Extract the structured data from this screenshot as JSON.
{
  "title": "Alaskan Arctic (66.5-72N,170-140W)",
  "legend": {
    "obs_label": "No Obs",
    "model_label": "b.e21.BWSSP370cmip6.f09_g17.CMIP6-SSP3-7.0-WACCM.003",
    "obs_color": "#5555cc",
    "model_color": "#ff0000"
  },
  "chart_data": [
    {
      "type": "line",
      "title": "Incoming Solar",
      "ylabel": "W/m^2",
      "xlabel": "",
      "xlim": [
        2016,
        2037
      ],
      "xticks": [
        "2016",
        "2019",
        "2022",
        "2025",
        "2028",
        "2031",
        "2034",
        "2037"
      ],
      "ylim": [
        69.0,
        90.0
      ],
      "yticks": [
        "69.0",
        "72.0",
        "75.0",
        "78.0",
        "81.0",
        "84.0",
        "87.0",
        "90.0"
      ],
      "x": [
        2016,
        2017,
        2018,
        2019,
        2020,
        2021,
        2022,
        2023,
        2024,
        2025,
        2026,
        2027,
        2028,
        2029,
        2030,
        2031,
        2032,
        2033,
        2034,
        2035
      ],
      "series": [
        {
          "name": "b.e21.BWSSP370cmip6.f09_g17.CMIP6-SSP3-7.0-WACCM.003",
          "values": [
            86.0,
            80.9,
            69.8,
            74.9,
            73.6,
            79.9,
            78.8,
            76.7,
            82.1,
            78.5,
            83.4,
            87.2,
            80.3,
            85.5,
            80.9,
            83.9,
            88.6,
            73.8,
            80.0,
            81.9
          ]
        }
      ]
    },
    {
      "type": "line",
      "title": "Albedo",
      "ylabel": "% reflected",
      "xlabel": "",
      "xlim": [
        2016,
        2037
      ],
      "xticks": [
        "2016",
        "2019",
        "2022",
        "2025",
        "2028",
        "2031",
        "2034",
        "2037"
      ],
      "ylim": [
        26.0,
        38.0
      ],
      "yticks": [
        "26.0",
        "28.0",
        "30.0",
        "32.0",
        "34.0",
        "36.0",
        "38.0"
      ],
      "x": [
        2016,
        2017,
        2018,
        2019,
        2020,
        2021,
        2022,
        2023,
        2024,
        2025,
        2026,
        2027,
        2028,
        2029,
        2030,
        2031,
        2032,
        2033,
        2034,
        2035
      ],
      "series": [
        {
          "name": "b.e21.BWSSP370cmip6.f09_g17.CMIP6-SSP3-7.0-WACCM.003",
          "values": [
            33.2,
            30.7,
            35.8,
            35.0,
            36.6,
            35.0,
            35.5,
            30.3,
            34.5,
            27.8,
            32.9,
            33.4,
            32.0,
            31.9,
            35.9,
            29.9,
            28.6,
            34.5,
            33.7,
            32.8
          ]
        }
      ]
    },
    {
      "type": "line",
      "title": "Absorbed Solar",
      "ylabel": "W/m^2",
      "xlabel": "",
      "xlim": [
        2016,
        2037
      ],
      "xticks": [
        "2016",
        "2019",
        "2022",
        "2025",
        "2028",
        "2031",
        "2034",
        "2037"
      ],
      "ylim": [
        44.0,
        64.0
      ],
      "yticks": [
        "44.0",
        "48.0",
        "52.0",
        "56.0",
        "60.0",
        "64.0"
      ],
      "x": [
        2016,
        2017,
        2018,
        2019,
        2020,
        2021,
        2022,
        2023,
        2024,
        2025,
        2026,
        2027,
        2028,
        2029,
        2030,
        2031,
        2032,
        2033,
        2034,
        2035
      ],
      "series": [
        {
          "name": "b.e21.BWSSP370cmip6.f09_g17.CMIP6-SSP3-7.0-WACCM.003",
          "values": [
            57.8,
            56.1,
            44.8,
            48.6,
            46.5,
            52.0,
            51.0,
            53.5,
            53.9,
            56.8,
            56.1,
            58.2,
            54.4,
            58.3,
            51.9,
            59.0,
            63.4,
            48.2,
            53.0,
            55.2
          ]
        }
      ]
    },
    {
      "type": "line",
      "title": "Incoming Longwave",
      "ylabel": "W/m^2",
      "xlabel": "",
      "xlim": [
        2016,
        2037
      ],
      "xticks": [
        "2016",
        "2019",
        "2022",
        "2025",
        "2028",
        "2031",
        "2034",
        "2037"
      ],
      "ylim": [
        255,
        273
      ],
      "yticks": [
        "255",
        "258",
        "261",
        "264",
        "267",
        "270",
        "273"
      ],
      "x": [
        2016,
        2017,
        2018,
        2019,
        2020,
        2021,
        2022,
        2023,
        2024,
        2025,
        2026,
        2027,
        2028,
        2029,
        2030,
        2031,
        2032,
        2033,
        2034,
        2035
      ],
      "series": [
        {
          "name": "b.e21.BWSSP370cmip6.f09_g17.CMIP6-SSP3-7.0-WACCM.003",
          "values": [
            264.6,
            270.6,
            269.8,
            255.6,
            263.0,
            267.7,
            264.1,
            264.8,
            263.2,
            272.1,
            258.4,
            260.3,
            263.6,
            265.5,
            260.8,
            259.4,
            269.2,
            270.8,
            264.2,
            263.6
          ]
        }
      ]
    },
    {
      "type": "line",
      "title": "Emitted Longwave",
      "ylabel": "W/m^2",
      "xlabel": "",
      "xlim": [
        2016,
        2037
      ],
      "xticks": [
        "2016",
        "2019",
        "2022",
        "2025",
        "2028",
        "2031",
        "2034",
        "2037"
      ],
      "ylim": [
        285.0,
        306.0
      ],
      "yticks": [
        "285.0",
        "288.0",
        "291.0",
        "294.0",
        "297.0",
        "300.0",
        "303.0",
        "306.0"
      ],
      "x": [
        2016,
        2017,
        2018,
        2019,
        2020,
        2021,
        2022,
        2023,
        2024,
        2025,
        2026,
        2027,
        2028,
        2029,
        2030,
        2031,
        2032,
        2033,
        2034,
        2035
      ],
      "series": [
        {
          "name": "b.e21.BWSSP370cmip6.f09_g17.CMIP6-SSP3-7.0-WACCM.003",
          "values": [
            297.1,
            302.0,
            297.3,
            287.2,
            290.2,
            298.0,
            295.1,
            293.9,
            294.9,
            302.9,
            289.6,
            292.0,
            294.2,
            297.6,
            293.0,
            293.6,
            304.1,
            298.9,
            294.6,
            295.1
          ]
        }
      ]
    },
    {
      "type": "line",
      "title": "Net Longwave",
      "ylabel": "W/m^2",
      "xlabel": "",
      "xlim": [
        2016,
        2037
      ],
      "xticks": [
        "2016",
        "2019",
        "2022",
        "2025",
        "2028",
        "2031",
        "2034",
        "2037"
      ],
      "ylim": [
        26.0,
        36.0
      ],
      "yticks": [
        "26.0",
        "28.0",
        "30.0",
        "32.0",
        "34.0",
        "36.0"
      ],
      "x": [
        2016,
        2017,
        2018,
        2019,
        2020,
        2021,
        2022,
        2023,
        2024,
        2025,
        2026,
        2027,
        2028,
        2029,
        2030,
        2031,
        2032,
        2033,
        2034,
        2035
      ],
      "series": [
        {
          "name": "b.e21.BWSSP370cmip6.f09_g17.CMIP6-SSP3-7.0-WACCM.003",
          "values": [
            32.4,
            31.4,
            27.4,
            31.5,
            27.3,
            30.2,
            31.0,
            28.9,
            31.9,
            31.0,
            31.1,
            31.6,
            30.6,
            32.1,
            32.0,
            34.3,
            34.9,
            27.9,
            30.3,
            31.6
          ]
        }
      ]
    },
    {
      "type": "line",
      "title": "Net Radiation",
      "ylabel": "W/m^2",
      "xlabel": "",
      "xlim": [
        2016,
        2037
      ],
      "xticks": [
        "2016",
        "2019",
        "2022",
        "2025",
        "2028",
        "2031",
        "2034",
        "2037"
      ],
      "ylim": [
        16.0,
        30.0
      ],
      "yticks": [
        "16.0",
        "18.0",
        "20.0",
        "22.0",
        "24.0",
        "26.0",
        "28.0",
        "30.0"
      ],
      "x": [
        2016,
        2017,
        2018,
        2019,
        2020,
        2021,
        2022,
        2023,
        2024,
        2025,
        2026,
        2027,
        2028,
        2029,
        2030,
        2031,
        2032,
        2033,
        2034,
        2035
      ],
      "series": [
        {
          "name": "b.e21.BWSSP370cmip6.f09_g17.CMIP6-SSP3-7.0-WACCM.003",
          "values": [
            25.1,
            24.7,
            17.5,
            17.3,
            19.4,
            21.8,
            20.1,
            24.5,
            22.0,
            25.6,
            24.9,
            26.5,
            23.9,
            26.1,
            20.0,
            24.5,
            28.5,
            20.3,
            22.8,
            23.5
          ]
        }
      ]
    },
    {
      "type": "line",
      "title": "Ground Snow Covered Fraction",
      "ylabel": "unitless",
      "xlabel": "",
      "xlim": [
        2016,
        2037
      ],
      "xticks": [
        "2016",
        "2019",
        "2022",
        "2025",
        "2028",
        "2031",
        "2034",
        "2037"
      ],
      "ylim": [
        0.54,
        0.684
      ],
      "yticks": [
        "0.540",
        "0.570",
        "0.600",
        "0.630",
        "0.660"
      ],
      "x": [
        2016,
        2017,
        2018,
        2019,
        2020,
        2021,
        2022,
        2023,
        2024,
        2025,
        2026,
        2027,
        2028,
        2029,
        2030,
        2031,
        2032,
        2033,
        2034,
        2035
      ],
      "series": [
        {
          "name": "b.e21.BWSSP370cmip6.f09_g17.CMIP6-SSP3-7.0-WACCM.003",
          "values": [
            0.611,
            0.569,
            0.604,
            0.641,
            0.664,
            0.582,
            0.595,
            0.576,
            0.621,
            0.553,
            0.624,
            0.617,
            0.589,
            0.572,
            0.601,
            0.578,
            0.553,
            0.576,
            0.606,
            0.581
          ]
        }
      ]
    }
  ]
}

▬▬▬

WHAT THE TASK REQUIRES:
Count the lines in the records above that hold the word "Solar", and give only that number.

RESULT FOR THIS EXERCISE:
2